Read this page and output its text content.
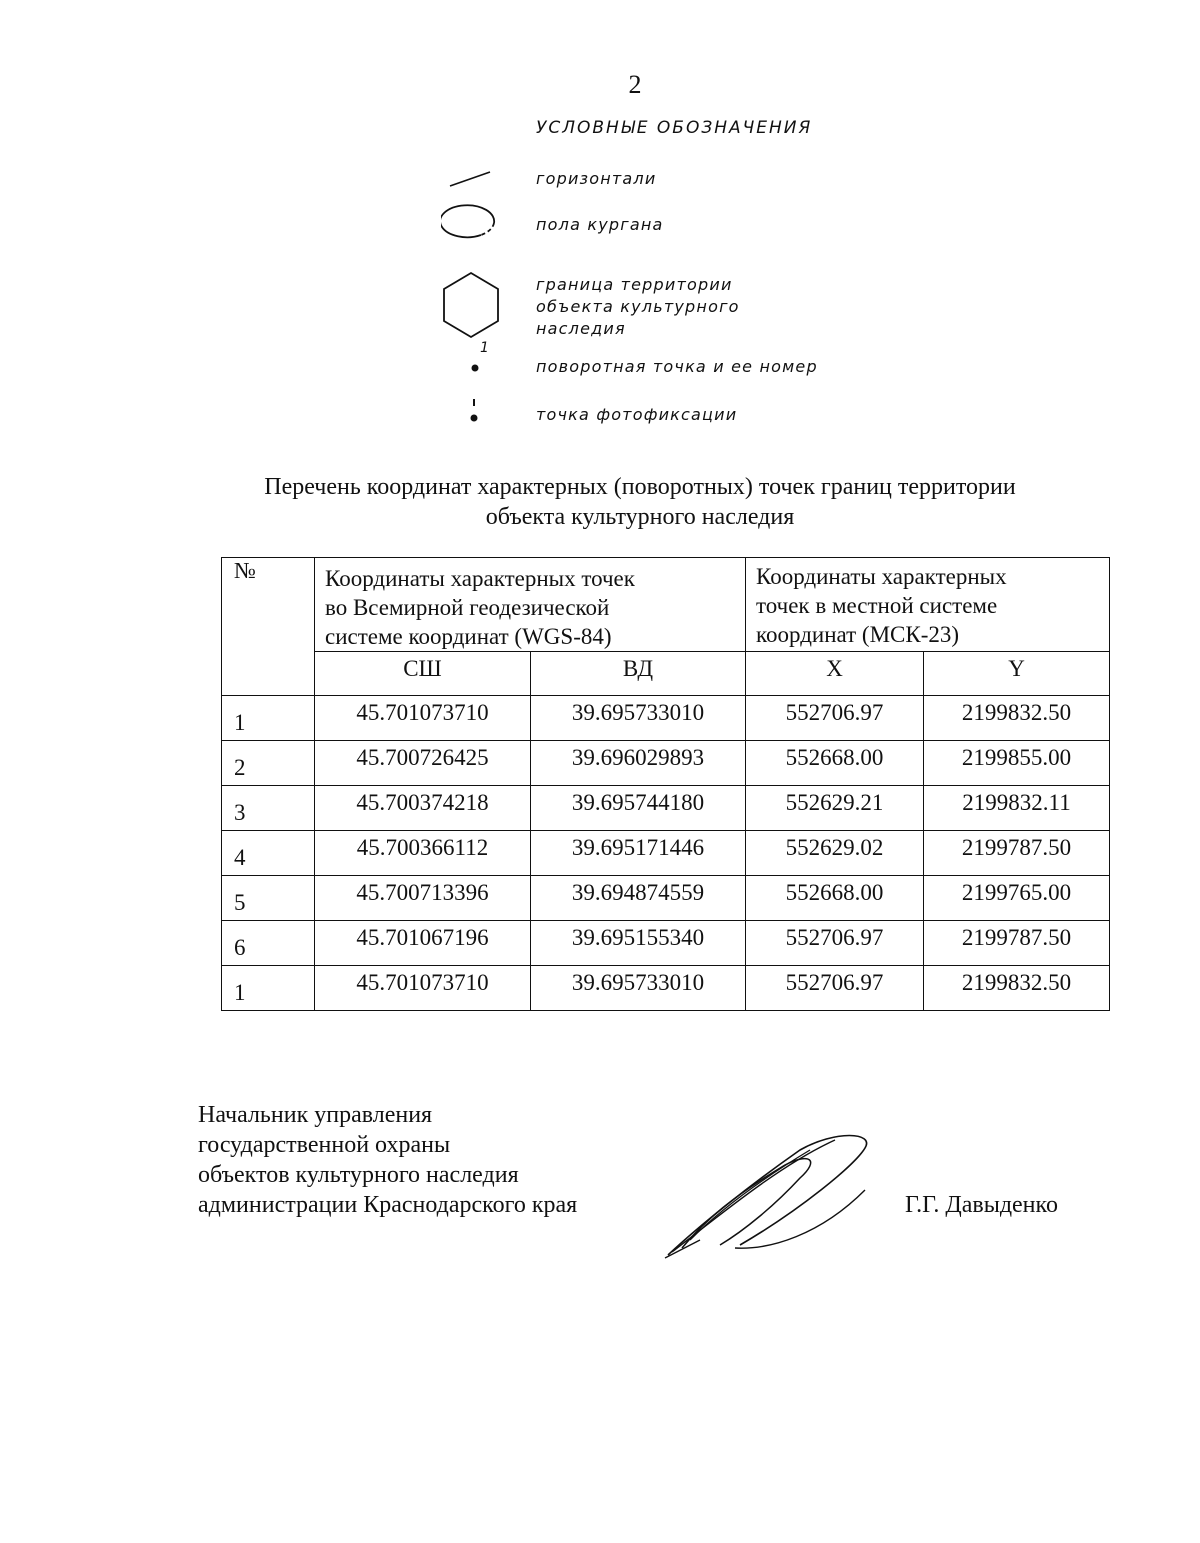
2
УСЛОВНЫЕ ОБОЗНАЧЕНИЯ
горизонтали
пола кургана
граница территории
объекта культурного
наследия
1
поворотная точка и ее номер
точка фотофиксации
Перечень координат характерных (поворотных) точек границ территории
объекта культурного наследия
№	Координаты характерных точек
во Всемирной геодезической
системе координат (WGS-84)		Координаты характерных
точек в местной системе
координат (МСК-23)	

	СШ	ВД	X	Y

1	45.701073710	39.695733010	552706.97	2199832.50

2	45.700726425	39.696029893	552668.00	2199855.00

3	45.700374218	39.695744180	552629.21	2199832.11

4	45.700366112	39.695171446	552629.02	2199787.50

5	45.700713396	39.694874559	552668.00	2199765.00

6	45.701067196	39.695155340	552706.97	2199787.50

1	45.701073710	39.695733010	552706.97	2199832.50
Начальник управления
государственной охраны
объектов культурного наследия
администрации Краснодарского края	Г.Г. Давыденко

+ + + +

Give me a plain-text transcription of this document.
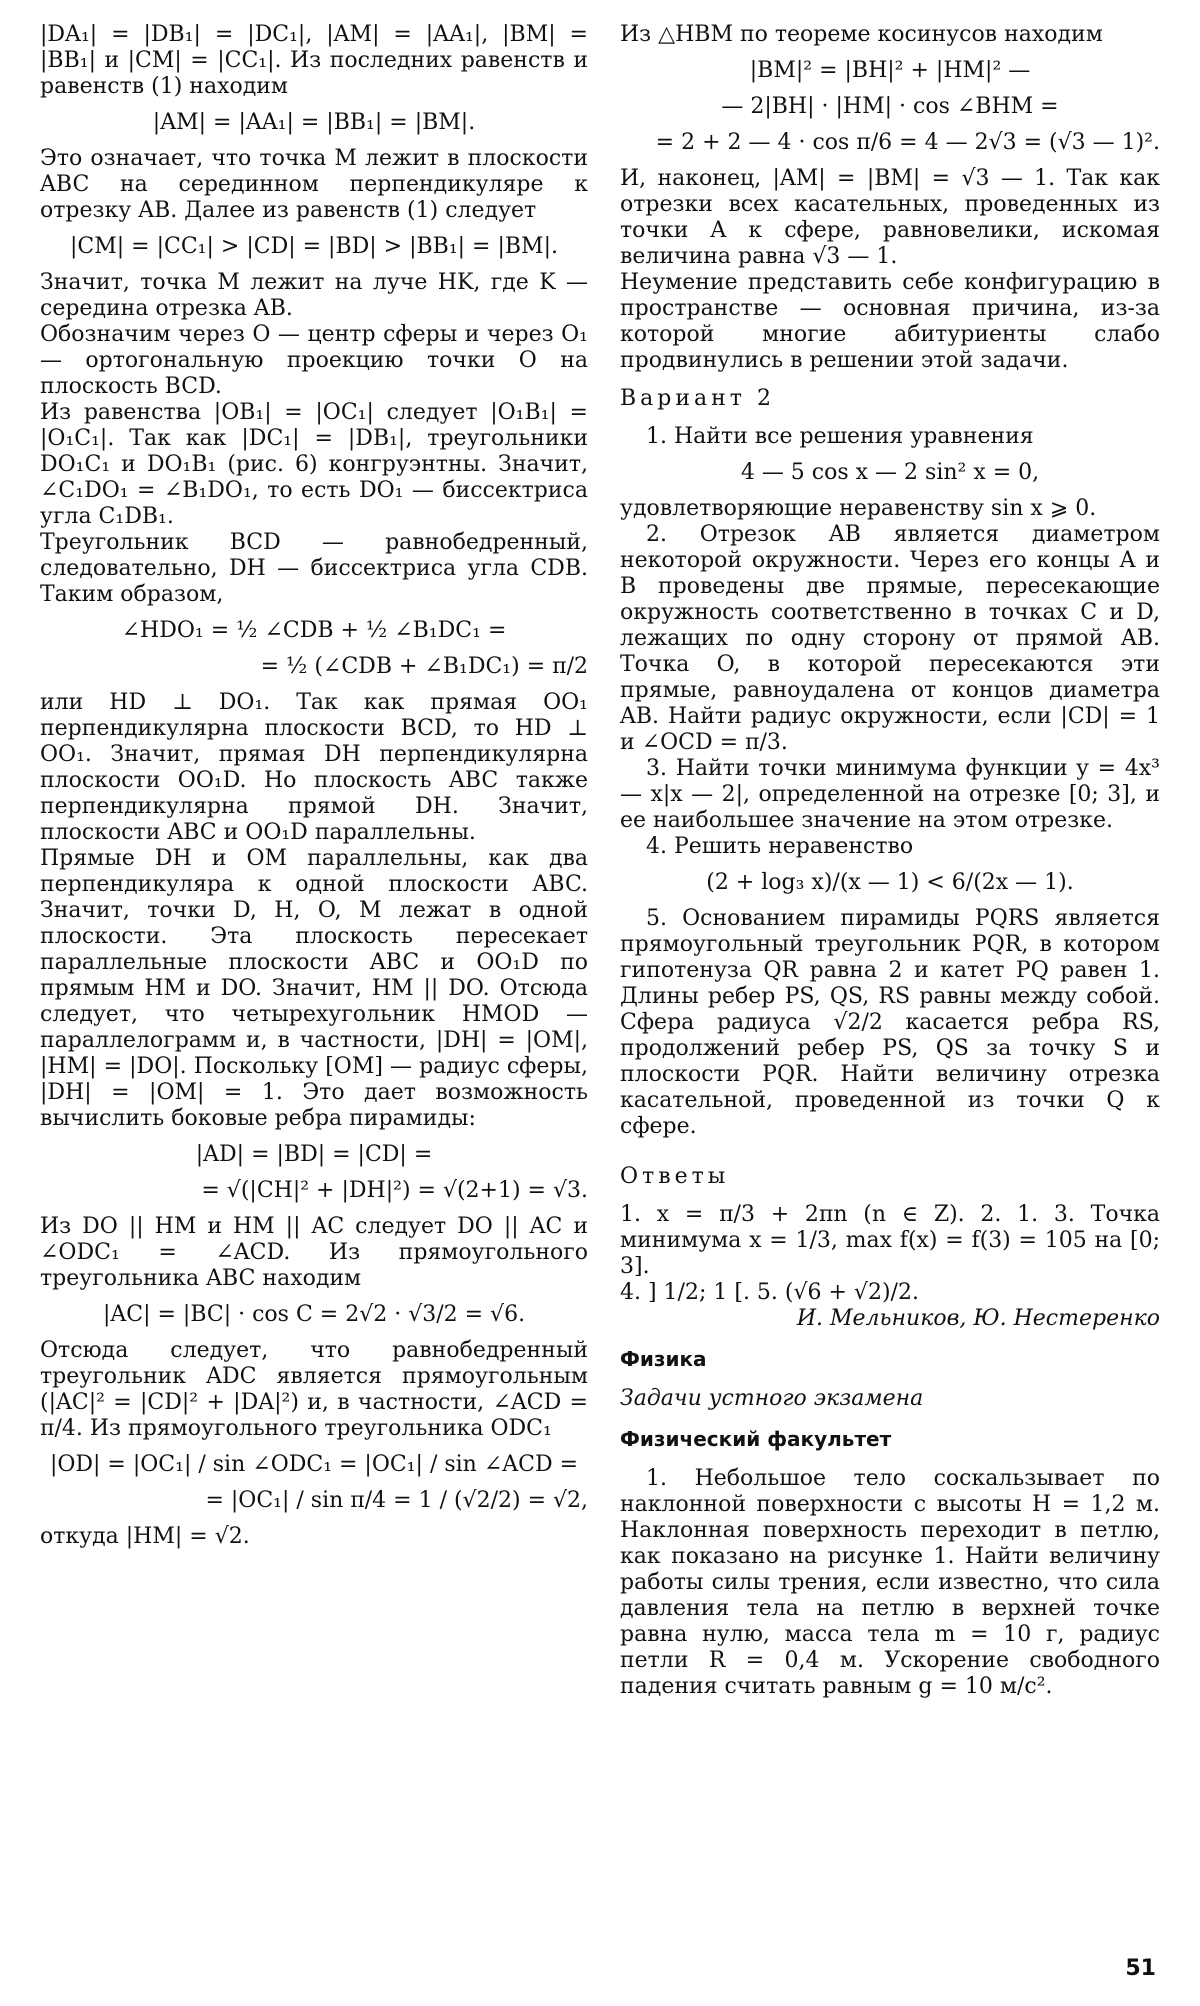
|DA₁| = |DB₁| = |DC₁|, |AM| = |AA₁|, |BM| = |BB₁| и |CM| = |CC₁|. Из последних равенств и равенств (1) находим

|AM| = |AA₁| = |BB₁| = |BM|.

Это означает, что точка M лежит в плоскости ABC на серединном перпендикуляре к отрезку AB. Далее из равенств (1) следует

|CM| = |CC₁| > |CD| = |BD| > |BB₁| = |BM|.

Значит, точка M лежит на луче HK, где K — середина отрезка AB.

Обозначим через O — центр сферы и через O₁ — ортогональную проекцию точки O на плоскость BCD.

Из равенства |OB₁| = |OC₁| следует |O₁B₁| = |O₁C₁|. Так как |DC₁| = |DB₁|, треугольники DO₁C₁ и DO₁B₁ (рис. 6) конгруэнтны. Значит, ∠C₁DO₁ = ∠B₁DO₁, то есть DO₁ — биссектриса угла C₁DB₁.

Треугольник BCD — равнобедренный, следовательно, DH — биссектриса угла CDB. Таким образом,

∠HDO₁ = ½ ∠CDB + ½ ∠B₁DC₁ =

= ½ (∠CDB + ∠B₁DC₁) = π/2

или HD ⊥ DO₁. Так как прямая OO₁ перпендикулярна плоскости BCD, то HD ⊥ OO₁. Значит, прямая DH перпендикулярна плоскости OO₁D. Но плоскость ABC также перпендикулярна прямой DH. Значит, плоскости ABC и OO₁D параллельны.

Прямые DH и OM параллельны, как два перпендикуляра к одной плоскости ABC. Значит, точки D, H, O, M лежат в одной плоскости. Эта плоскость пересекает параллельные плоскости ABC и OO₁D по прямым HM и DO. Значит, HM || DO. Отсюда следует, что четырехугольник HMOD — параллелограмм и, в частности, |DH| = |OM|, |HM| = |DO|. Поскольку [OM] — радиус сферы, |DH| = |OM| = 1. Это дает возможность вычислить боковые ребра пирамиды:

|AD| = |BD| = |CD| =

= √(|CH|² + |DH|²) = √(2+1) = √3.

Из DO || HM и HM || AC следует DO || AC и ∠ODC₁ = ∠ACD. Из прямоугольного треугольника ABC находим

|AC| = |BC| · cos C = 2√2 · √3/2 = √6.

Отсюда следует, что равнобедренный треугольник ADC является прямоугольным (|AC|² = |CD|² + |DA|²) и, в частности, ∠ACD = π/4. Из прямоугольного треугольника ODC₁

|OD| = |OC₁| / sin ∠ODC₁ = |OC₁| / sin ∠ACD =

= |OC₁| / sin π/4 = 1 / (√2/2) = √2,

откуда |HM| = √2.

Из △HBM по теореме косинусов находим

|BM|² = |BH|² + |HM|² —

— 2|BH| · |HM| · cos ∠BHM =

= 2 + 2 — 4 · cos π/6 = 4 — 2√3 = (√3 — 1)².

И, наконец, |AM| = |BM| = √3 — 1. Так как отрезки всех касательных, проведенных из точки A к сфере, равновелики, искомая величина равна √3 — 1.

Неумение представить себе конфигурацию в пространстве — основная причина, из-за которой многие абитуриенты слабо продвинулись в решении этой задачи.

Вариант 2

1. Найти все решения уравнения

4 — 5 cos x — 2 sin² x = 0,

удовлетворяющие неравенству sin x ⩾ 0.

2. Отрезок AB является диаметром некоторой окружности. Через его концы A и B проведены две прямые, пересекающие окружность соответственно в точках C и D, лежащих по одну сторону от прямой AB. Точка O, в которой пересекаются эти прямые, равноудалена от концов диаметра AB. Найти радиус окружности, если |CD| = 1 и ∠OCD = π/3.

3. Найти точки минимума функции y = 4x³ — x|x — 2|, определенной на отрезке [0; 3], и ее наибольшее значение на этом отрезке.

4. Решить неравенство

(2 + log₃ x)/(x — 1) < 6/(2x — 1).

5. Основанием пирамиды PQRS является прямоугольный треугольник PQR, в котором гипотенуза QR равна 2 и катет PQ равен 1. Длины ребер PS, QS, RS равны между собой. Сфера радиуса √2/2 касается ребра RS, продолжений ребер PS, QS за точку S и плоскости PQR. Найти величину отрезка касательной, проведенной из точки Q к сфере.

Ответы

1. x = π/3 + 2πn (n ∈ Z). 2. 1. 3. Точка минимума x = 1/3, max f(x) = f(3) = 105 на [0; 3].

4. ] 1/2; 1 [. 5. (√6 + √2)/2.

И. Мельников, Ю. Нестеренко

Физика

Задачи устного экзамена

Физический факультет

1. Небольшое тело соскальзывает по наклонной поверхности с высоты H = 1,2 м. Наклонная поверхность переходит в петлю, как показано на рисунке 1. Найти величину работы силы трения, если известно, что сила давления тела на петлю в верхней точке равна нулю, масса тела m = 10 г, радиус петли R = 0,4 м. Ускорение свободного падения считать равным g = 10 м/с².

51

+ + + +

YOUR OBJECTIVE
Select the lines from the entries that include the word "равнобедренный".

RESPONSE TO THIS TASK
Треугольник BCD — равнобедренный, следовательно, DH — биссектриса угла CDB. Таким образом,
Отсюда следует, что равнобедренный треугольник ADC является прямоугольным (|AC|² = |CD|² + |DA|²) и, в частности, ∠ACD = π/4. Из прямоугольного треугольника ODC₁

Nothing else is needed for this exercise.